Exercise aim -> Give the data a second time, exactly and in full.

Data in this exercise ->
+===+

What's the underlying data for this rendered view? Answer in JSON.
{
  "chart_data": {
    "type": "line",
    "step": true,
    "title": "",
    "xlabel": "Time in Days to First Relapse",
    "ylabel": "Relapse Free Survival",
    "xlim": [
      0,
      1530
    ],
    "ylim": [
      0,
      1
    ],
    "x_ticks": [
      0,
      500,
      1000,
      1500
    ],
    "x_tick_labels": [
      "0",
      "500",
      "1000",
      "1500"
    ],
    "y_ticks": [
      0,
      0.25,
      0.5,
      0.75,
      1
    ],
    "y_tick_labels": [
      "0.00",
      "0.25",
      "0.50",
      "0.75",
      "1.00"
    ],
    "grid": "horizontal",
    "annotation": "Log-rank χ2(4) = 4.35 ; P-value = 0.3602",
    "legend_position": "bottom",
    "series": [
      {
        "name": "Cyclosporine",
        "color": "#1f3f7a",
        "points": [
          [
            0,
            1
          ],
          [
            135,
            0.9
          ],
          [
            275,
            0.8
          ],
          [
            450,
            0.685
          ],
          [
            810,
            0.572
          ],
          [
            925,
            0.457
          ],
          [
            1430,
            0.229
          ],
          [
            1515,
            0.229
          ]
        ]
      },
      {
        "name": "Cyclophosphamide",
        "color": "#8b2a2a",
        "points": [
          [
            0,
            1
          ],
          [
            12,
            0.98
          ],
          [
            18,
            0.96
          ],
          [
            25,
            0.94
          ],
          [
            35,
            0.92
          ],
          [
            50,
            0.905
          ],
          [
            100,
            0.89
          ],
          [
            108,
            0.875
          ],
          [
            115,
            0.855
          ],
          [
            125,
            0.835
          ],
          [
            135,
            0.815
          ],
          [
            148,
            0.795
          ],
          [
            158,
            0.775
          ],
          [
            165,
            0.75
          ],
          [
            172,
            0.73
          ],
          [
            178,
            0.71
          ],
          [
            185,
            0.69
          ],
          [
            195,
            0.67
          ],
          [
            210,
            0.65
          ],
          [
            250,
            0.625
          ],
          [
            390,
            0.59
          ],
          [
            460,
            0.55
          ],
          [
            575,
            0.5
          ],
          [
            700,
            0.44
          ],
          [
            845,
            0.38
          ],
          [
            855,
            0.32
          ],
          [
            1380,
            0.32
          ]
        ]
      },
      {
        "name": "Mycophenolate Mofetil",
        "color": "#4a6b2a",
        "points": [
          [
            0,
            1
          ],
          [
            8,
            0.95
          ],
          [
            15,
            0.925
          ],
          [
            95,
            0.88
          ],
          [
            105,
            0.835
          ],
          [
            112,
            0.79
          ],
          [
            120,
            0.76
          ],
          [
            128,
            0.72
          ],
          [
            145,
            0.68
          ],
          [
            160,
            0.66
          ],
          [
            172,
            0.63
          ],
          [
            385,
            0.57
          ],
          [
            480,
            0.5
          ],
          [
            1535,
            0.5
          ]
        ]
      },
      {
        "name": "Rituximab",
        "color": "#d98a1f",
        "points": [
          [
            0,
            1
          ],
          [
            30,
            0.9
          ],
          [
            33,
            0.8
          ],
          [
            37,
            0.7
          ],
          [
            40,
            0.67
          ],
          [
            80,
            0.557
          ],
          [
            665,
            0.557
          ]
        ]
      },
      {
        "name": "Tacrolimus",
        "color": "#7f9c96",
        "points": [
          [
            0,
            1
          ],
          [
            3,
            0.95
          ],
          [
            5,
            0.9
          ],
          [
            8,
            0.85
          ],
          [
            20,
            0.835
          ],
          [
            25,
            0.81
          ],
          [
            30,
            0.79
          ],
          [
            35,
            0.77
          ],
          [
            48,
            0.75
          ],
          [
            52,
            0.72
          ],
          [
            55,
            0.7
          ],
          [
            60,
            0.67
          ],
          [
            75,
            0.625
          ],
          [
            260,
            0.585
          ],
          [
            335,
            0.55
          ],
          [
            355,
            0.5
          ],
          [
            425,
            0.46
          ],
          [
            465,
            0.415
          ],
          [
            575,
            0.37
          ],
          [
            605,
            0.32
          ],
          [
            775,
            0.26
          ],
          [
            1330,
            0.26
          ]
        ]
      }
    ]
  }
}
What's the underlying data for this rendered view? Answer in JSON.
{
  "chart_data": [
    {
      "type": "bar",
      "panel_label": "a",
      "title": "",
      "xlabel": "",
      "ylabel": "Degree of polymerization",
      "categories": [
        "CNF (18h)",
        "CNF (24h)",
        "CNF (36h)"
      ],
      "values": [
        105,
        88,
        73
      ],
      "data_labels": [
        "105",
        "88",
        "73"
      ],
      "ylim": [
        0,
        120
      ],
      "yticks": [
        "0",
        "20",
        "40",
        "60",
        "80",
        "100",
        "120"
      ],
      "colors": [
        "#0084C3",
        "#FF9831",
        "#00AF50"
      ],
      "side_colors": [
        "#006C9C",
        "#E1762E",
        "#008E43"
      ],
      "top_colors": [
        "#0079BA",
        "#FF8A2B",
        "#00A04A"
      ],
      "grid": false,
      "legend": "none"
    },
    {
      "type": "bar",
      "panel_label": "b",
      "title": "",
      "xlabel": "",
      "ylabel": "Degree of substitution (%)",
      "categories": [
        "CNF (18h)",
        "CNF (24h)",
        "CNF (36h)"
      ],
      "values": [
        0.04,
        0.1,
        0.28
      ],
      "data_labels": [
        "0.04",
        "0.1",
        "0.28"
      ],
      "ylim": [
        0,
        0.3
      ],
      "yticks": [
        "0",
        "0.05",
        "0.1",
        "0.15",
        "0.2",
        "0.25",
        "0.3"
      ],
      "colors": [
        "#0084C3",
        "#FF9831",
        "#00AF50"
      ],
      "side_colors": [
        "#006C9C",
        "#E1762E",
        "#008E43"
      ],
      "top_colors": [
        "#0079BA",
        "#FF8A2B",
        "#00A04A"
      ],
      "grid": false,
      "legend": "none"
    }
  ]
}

+===+

Solution for this problem ->
What's the underlying data for this rendered view? Answer in JSON.
{
  "chart_data": {
    "type": "line",
    "step": true,
    "title": "",
    "xlabel": "Time in Days to First Relapse",
    "ylabel": "Relapse Free Survival",
    "xlim": [
      0,
      1530
    ],
    "ylim": [
      0,
      1
    ],
    "x_ticks": [
      0,
      500,
      1000,
      1500
    ],
    "x_tick_labels": [
      "0",
      "500",
      "1000",
      "1500"
    ],
    "y_ticks": [
      0,
      0.25,
      0.5,
      0.75,
      1
    ],
    "y_tick_labels": [
      "0.00",
      "0.25",
      "0.50",
      "0.75",
      "1.00"
    ],
    "grid": "horizontal",
    "annotation": "Log-rank χ2(4) = 4.35 ; P-value = 0.3602",
    "legend_position": "bottom",
    "series": [
      {
        "name": "Cyclosporine",
        "color": "#1f3f7a",
        "points": [
          [
            0,
            1
          ],
          [
            135,
            0.9
          ],
          [
            275,
            0.8
          ],
          [
            450,
            0.685
          ],
          [
            810,
            0.572
          ],
          [
            925,
            0.457
          ],
          [
            1430,
            0.229
          ],
          [
            1515,
            0.229
          ]
        ]
      },
      {
        "name": "Cyclophosphamide",
        "color": "#8b2a2a",
        "points": [
          [
            0,
            1
          ],
          [
            12,
            0.98
          ],
          [
            18,
            0.96
          ],
          [
            25,
            0.94
          ],
          [
            35,
            0.92
          ],
          [
            50,
            0.905
          ],
          [
            100,
            0.89
          ],
          [
            108,
            0.875
          ],
          [
            115,
            0.855
          ],
          [
            125,
            0.835
          ],
          [
            135,
            0.815
          ],
          [
            148,
            0.795
          ],
          [
            158,
            0.775
          ],
          [
            165,
            0.75
          ],
          [
            172,
            0.73
          ],
          [
            178,
            0.71
          ],
          [
            185,
            0.69
          ],
          [
            195,
            0.67
          ],
          [
            210,
            0.65
          ],
          [
            250,
            0.625
          ],
          [
            390,
            0.59
          ],
          [
            460,
            0.55
          ],
          [
            575,
            0.5
          ],
          [
            700,
            0.44
          ],
          [
            845,
            0.38
          ],
          [
            855,
            0.32
          ],
          [
            1380,
            0.32
          ]
        ]
      },
      {
        "name": "Mycophenolate Mofetil",
        "color": "#4a6b2a",
        "points": [
          [
            0,
            1
          ],
          [
            8,
            0.95
          ],
          [
            15,
            0.925
          ],
          [
            95,
            0.88
          ],
          [
            105,
            0.835
          ],
          [
            112,
            0.79
          ],
          [
            120,
            0.76
          ],
          [
            128,
            0.72
          ],
          [
            145,
            0.68
          ],
          [
            160,
            0.66
          ],
          [
            172,
            0.63
          ],
          [
            385,
            0.57
          ],
          [
            480,
            0.5
          ],
          [
            1535,
            0.5
          ]
        ]
      },
      {
        "name": "Rituximab",
        "color": "#d98a1f",
        "points": [
          [
            0,
            1
          ],
          [
            30,
            0.9
          ],
          [
            33,
            0.8
          ],
          [
            37,
            0.7
          ],
          [
            40,
            0.67
          ],
          [
            80,
            0.557
          ],
          [
            665,
            0.557
          ]
        ]
      },
      {
        "name": "Tacrolimus",
        "color": "#7f9c96",
        "points": [
          [
            0,
            1
          ],
          [
            3,
            0.95
          ],
          [
            5,
            0.9
          ],
          [
            8,
            0.85
          ],
          [
            20,
            0.835
          ],
          [
            25,
            0.81
          ],
          [
            30,
            0.79
          ],
          [
            35,
            0.77
          ],
          [
            48,
            0.75
          ],
          [
            52,
            0.72
          ],
          [
            55,
            0.7
          ],
          [
            60,
            0.67
          ],
          [
            75,
            0.625
          ],
          [
            260,
            0.585
          ],
          [
            335,
            0.55
          ],
          [
            355,
            0.5
          ],
          [
            425,
            0.46
          ],
          [
            465,
            0.415
          ],
          [
            575,
            0.37
          ],
          [
            605,
            0.32
          ],
          [
            775,
            0.26
          ],
          [
            1330,
            0.26
          ]
        ]
      }
    ]
  }
}
What's the underlying data for this rendered view? Answer in JSON.
{
  "chart_data": [
    {
      "type": "bar",
      "panel_label": "a",
      "title": "",
      "xlabel": "",
      "ylabel": "Degree of polymerization",
      "categories": [
        "CNF (18h)",
        "CNF (24h)",
        "CNF (36h)"
      ],
      "values": [
        105,
        88,
        73
      ],
      "data_labels": [
        "105",
        "88",
        "73"
      ],
      "ylim": [
        0,
        120
      ],
      "yticks": [
        "0",
        "20",
        "40",
        "60",
        "80",
        "100",
        "120"
      ],
      "colors": [
        "#0084C3",
        "#FF9831",
        "#00AF50"
      ],
      "side_colors": [
        "#006C9C",
        "#E1762E",
        "#008E43"
      ],
      "top_colors": [
        "#0079BA",
        "#FF8A2B",
        "#00A04A"
      ],
      "grid": false,
      "legend": "none"
    },
    {
      "type": "bar",
      "panel_label": "b",
      "title": "",
      "xlabel": "",
      "ylabel": "Degree of substitution (%)",
      "categories": [
        "CNF (18h)",
        "CNF (24h)",
        "CNF (36h)"
      ],
      "values": [
        0.04,
        0.1,
        0.28
      ],
      "data_labels": [
        "0.04",
        "0.1",
        "0.28"
      ],
      "ylim": [
        0,
        0.3
      ],
      "yticks": [
        "0",
        "0.05",
        "0.1",
        "0.15",
        "0.2",
        "0.25",
        "0.3"
      ],
      "colors": [
        "#0084C3",
        "#FF9831",
        "#00AF50"
      ],
      "side_colors": [
        "#006C9C",
        "#E1762E",
        "#008E43"
      ],
      "top_colors": [
        "#0079BA",
        "#FF8A2B",
        "#00A04A"
      ],
      "grid": false,
      "legend": "none"
    }
  ]
}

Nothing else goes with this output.